Identify, in the records below, every line where the string "color" appears, and copy each such line.

>> Start

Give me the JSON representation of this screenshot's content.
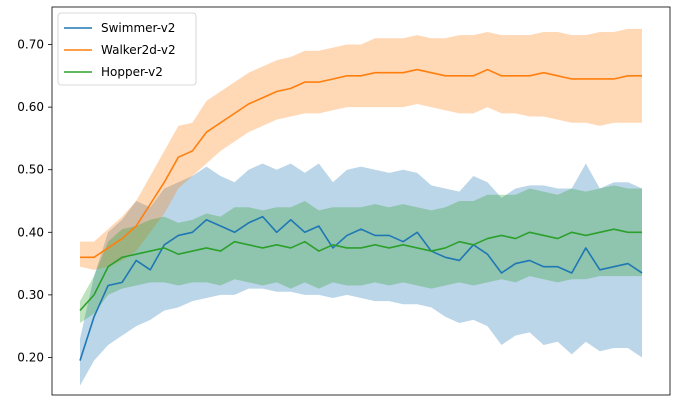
{
  "chart_data": {
    "type": "line",
    "title": "",
    "xlabel": "",
    "ylabel": "",
    "ylim": [
      0.14,
      0.76
    ],
    "yticks": [
      0.2,
      0.3,
      0.4,
      0.5,
      0.6,
      0.7
    ],
    "ytick_labels": [
      "0.20",
      "0.30",
      "0.40",
      "0.50",
      "0.60",
      "0.70"
    ],
    "x_ticks_visible": false,
    "grid": false,
    "legend_position": "upper-left",
    "x": [
      0,
      1,
      2,
      3,
      4,
      5,
      6,
      7,
      8,
      9,
      10,
      11,
      12,
      13,
      14,
      15,
      16,
      17,
      18,
      19,
      20,
      21,
      22,
      23,
      24,
      25,
      26,
      27,
      28,
      29,
      30,
      31,
      32,
      33,
      34,
      35,
      36,
      37,
      38,
      39,
      40
    ],
    "series": [
      {
        "name": "Swimmer-v2",
        "color": "#1f77b4",
        "mean": [
          0.195,
          0.265,
          0.315,
          0.32,
          0.355,
          0.34,
          0.38,
          0.395,
          0.4,
          0.42,
          0.41,
          0.4,
          0.415,
          0.425,
          0.4,
          0.42,
          0.4,
          0.41,
          0.375,
          0.395,
          0.405,
          0.395,
          0.395,
          0.385,
          0.4,
          0.37,
          0.36,
          0.355,
          0.38,
          0.365,
          0.335,
          0.35,
          0.355,
          0.345,
          0.345,
          0.335,
          0.375,
          0.34,
          0.345,
          0.35,
          0.335
        ],
        "lower": [
          0.155,
          0.195,
          0.22,
          0.235,
          0.25,
          0.26,
          0.275,
          0.28,
          0.29,
          0.295,
          0.3,
          0.3,
          0.31,
          0.31,
          0.305,
          0.305,
          0.3,
          0.3,
          0.295,
          0.3,
          0.295,
          0.29,
          0.29,
          0.285,
          0.285,
          0.28,
          0.265,
          0.255,
          0.26,
          0.25,
          0.22,
          0.235,
          0.24,
          0.22,
          0.225,
          0.205,
          0.225,
          0.21,
          0.215,
          0.215,
          0.2
        ],
        "upper": [
          0.23,
          0.33,
          0.4,
          0.42,
          0.45,
          0.44,
          0.47,
          0.48,
          0.49,
          0.505,
          0.49,
          0.48,
          0.5,
          0.51,
          0.5,
          0.51,
          0.495,
          0.51,
          0.48,
          0.5,
          0.505,
          0.5,
          0.495,
          0.5,
          0.495,
          0.475,
          0.47,
          0.465,
          0.49,
          0.48,
          0.455,
          0.47,
          0.475,
          0.475,
          0.47,
          0.47,
          0.51,
          0.47,
          0.48,
          0.48,
          0.47
        ]
      },
      {
        "name": "Walker2d-v2",
        "color": "#ff7f0e",
        "mean": [
          0.36,
          0.36,
          0.375,
          0.39,
          0.41,
          0.445,
          0.48,
          0.52,
          0.53,
          0.56,
          0.575,
          0.59,
          0.605,
          0.615,
          0.625,
          0.63,
          0.64,
          0.64,
          0.645,
          0.65,
          0.65,
          0.655,
          0.655,
          0.655,
          0.66,
          0.655,
          0.65,
          0.65,
          0.65,
          0.66,
          0.65,
          0.65,
          0.65,
          0.655,
          0.65,
          0.645,
          0.645,
          0.645,
          0.645,
          0.65,
          0.65
        ],
        "lower": [
          0.345,
          0.34,
          0.345,
          0.355,
          0.37,
          0.4,
          0.43,
          0.47,
          0.49,
          0.51,
          0.53,
          0.545,
          0.56,
          0.57,
          0.58,
          0.585,
          0.59,
          0.59,
          0.595,
          0.6,
          0.6,
          0.6,
          0.6,
          0.6,
          0.605,
          0.6,
          0.595,
          0.59,
          0.59,
          0.6,
          0.59,
          0.59,
          0.585,
          0.585,
          0.58,
          0.575,
          0.575,
          0.57,
          0.575,
          0.575,
          0.575
        ],
        "upper": [
          0.385,
          0.385,
          0.405,
          0.425,
          0.45,
          0.49,
          0.53,
          0.57,
          0.575,
          0.61,
          0.625,
          0.64,
          0.655,
          0.665,
          0.675,
          0.68,
          0.69,
          0.69,
          0.695,
          0.7,
          0.7,
          0.71,
          0.71,
          0.71,
          0.715,
          0.71,
          0.71,
          0.715,
          0.715,
          0.72,
          0.715,
          0.715,
          0.715,
          0.72,
          0.72,
          0.715,
          0.715,
          0.72,
          0.72,
          0.725,
          0.725
        ]
      },
      {
        "name": "Hopper-v2",
        "color": "#2ca02c",
        "mean": [
          0.275,
          0.3,
          0.345,
          0.36,
          0.365,
          0.37,
          0.375,
          0.365,
          0.37,
          0.375,
          0.37,
          0.385,
          0.38,
          0.375,
          0.38,
          0.375,
          0.385,
          0.37,
          0.38,
          0.375,
          0.375,
          0.38,
          0.375,
          0.38,
          0.375,
          0.37,
          0.375,
          0.385,
          0.38,
          0.39,
          0.395,
          0.39,
          0.4,
          0.395,
          0.39,
          0.4,
          0.395,
          0.4,
          0.405,
          0.4,
          0.4
        ],
        "lower": [
          0.255,
          0.27,
          0.3,
          0.31,
          0.315,
          0.32,
          0.32,
          0.315,
          0.32,
          0.32,
          0.315,
          0.325,
          0.32,
          0.315,
          0.32,
          0.31,
          0.32,
          0.31,
          0.32,
          0.315,
          0.315,
          0.32,
          0.315,
          0.32,
          0.315,
          0.31,
          0.315,
          0.32,
          0.315,
          0.32,
          0.325,
          0.32,
          0.33,
          0.325,
          0.32,
          0.325,
          0.325,
          0.33,
          0.33,
          0.33,
          0.33
        ],
        "upper": [
          0.29,
          0.33,
          0.385,
          0.405,
          0.41,
          0.42,
          0.425,
          0.415,
          0.42,
          0.43,
          0.425,
          0.44,
          0.44,
          0.435,
          0.44,
          0.44,
          0.45,
          0.435,
          0.44,
          0.44,
          0.44,
          0.445,
          0.44,
          0.445,
          0.44,
          0.435,
          0.44,
          0.45,
          0.45,
          0.46,
          0.46,
          0.46,
          0.47,
          0.465,
          0.46,
          0.47,
          0.465,
          0.47,
          0.475,
          0.47,
          0.47
        ]
      }
    ]
  }
}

>> End

**Exercise result:**
        "color": "#1f77b4",
        "color": "#ff7f0e",
        "color": "#2ca02c",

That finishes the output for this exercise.